Data entries for graphics:

____

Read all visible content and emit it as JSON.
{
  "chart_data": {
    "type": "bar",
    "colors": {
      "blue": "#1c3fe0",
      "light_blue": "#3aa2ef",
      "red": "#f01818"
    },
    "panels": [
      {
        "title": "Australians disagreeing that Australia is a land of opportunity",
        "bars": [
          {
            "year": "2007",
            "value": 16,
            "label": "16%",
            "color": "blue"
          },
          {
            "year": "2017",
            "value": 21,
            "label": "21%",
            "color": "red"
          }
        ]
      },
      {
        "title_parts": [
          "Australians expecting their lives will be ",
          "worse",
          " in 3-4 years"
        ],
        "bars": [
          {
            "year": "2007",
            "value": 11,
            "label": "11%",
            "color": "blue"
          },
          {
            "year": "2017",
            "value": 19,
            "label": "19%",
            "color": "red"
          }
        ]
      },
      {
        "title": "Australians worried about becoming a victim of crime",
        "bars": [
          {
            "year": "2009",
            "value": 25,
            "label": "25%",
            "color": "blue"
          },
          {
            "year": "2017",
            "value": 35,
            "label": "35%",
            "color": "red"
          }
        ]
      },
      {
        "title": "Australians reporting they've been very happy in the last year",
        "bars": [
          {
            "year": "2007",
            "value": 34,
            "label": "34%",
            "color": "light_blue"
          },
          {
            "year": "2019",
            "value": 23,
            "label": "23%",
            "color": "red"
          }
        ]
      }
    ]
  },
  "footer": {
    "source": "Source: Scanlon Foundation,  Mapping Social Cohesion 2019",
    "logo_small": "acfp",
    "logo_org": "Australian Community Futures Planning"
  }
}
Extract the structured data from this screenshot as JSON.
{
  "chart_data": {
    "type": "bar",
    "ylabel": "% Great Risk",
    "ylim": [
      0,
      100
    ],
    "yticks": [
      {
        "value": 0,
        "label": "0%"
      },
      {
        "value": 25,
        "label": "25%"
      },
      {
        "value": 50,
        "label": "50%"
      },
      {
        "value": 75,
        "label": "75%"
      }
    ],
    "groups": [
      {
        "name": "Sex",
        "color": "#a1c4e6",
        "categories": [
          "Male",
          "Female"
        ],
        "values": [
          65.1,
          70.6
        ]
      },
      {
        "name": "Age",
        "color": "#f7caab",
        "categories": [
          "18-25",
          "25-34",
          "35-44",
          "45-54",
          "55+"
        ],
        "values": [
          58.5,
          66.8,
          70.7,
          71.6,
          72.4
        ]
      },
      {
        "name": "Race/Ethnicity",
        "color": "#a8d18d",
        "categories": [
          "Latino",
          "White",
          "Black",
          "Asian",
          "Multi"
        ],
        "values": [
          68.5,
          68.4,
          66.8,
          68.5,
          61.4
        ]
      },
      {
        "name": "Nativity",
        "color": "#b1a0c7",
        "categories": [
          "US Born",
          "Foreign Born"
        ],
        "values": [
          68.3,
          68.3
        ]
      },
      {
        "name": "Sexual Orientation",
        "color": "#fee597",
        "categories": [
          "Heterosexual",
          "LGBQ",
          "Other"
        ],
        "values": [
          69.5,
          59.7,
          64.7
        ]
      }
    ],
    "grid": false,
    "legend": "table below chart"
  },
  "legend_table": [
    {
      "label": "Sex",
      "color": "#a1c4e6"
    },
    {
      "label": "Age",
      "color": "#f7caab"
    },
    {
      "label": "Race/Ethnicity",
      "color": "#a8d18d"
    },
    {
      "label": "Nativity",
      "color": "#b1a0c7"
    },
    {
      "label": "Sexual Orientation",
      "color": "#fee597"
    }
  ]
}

____

# Task prompt:
Which lines contain the word "Australians"? Return each of them.

# Solution for this problem:
        "title": "Australians disagreeing that Australia is a land of opportunity",
          "Australians expecting their lives will be ",
        "title": "Australians worried about becoming a victim of crime",
        "title": "Australians reporting they've been very happy in the last year",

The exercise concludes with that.